Problem statement:
Each record must be reproduced exactly as it is shown.

-*-

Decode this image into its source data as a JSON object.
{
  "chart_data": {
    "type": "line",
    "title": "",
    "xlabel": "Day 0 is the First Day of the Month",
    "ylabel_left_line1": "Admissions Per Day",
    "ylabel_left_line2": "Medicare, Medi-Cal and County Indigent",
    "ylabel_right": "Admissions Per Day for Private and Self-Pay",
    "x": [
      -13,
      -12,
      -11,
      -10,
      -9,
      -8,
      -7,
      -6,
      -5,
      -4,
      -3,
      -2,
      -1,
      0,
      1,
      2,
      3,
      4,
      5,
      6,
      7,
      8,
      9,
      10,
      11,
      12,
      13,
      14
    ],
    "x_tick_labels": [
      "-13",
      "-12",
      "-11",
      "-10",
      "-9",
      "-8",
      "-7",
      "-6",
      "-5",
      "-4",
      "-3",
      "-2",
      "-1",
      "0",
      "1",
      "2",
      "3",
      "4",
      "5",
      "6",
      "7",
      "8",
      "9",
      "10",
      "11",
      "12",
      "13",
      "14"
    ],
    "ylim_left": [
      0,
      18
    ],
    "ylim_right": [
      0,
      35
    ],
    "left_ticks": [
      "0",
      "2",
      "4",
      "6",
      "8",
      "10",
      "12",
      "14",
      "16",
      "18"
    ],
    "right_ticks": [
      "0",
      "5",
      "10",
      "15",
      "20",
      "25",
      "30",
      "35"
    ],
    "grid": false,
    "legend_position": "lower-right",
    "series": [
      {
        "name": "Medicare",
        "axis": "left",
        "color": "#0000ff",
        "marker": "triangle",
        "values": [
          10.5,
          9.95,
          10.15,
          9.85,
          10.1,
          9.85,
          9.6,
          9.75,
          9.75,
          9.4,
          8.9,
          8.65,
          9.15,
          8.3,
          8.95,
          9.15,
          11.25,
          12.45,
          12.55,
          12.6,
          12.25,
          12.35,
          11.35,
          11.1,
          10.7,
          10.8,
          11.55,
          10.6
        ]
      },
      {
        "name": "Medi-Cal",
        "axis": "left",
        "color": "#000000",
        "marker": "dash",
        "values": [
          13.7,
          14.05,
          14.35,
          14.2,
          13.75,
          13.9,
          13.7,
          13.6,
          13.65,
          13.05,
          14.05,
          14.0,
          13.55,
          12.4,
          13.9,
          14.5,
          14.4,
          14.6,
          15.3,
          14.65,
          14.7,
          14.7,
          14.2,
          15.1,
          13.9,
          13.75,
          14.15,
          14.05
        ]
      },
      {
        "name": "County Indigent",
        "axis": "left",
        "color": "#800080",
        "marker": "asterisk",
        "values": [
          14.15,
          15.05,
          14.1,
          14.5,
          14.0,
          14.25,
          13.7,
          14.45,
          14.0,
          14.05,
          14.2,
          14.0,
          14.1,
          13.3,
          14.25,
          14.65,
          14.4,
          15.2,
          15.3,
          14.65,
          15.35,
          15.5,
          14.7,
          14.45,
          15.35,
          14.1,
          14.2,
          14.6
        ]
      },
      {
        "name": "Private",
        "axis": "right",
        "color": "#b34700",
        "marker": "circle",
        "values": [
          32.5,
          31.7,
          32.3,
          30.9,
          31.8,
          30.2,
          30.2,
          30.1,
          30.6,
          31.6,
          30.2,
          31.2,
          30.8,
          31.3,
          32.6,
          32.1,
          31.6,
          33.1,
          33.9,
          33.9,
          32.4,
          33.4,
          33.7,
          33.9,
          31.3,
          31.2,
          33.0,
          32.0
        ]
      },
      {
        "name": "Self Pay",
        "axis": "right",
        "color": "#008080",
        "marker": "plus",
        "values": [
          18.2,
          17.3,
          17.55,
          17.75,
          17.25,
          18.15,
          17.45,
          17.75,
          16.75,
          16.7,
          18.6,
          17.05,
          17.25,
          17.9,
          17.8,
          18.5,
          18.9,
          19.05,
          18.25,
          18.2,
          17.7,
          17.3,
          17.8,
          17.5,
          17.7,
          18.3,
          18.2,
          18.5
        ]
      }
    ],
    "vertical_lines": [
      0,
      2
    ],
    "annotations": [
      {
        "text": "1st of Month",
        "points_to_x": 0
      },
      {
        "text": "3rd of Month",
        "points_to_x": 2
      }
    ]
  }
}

-*-

Expected answer:
Decode this image into its source data as a JSON object.
{
  "chart_data": {
    "type": "line",
    "title": "",
    "xlabel": "Day 0 is the First Day of the Month",
    "ylabel_left_line1": "Admissions Per Day",
    "ylabel_left_line2": "Medicare, Medi-Cal and County Indigent",
    "ylabel_right": "Admissions Per Day for Private and Self-Pay",
    "x": [
      -13,
      -12,
      -11,
      -10,
      -9,
      -8,
      -7,
      -6,
      -5,
      -4,
      -3,
      -2,
      -1,
      0,
      1,
      2,
      3,
      4,
      5,
      6,
      7,
      8,
      9,
      10,
      11,
      12,
      13,
      14
    ],
    "x_tick_labels": [
      "-13",
      "-12",
      "-11",
      "-10",
      "-9",
      "-8",
      "-7",
      "-6",
      "-5",
      "-4",
      "-3",
      "-2",
      "-1",
      "0",
      "1",
      "2",
      "3",
      "4",
      "5",
      "6",
      "7",
      "8",
      "9",
      "10",
      "11",
      "12",
      "13",
      "14"
    ],
    "ylim_left": [
      0,
      18
    ],
    "ylim_right": [
      0,
      35
    ],
    "left_ticks": [
      "0",
      "2",
      "4",
      "6",
      "8",
      "10",
      "12",
      "14",
      "16",
      "18"
    ],
    "right_ticks": [
      "0",
      "5",
      "10",
      "15",
      "20",
      "25",
      "30",
      "35"
    ],
    "grid": false,
    "legend_position": "lower-right",
    "series": [
      {
        "name": "Medicare",
        "axis": "left",
        "color": "#0000ff",
        "marker": "triangle",
        "values": [
          10.5,
          9.95,
          10.15,
          9.85,
          10.1,
          9.85,
          9.6,
          9.75,
          9.75,
          9.4,
          8.9,
          8.65,
          9.15,
          8.3,
          8.95,
          9.15,
          11.25,
          12.45,
          12.55,
          12.6,
          12.25,
          12.35,
          11.35,
          11.1,
          10.7,
          10.8,
          11.55,
          10.6
        ]
      },
      {
        "name": "Medi-Cal",
        "axis": "left",
        "color": "#000000",
        "marker": "dash",
        "values": [
          13.7,
          14.05,
          14.35,
          14.2,
          13.75,
          13.9,
          13.7,
          13.6,
          13.65,
          13.05,
          14.05,
          14.0,
          13.55,
          12.4,
          13.9,
          14.5,
          14.4,
          14.6,
          15.3,
          14.65,
          14.7,
          14.7,
          14.2,
          15.1,
          13.9,
          13.75,
          14.15,
          14.05
        ]
      },
      {
        "name": "County Indigent",
        "axis": "left",
        "color": "#800080",
        "marker": "asterisk",
        "values": [
          14.15,
          15.05,
          14.1,
          14.5,
          14.0,
          14.25,
          13.7,
          14.45,
          14.0,
          14.05,
          14.2,
          14.0,
          14.1,
          13.3,
          14.25,
          14.65,
          14.4,
          15.2,
          15.3,
          14.65,
          15.35,
          15.5,
          14.7,
          14.45,
          15.35,
          14.1,
          14.2,
          14.6
        ]
      },
      {
        "name": "Private",
        "axis": "right",
        "color": "#b34700",
        "marker": "circle",
        "values": [
          32.5,
          31.7,
          32.3,
          30.9,
          31.8,
          30.2,
          30.2,
          30.1,
          30.6,
          31.6,
          30.2,
          31.2,
          30.8,
          31.3,
          32.6,
          32.1,
          31.6,
          33.1,
          33.9,
          33.9,
          32.4,
          33.4,
          33.7,
          33.9,
          31.3,
          31.2,
          33.0,
          32.0
        ]
      },
      {
        "name": "Self Pay",
        "axis": "right",
        "color": "#008080",
        "marker": "plus",
        "values": [
          18.2,
          17.3,
          17.55,
          17.75,
          17.25,
          18.15,
          17.45,
          17.75,
          16.75,
          16.7,
          18.6,
          17.05,
          17.25,
          17.9,
          17.8,
          18.5,
          18.9,
          19.05,
          18.25,
          18.2,
          17.7,
          17.3,
          17.8,
          17.5,
          17.7,
          18.3,
          18.2,
          18.5
        ]
      }
    ],
    "vertical_lines": [
      0,
      2
    ],
    "annotations": [
      {
        "text": "1st of Month",
        "points_to_x": 0
      },
      {
        "text": "3rd of Month",
        "points_to_x": 2
      }
    ]
  }
}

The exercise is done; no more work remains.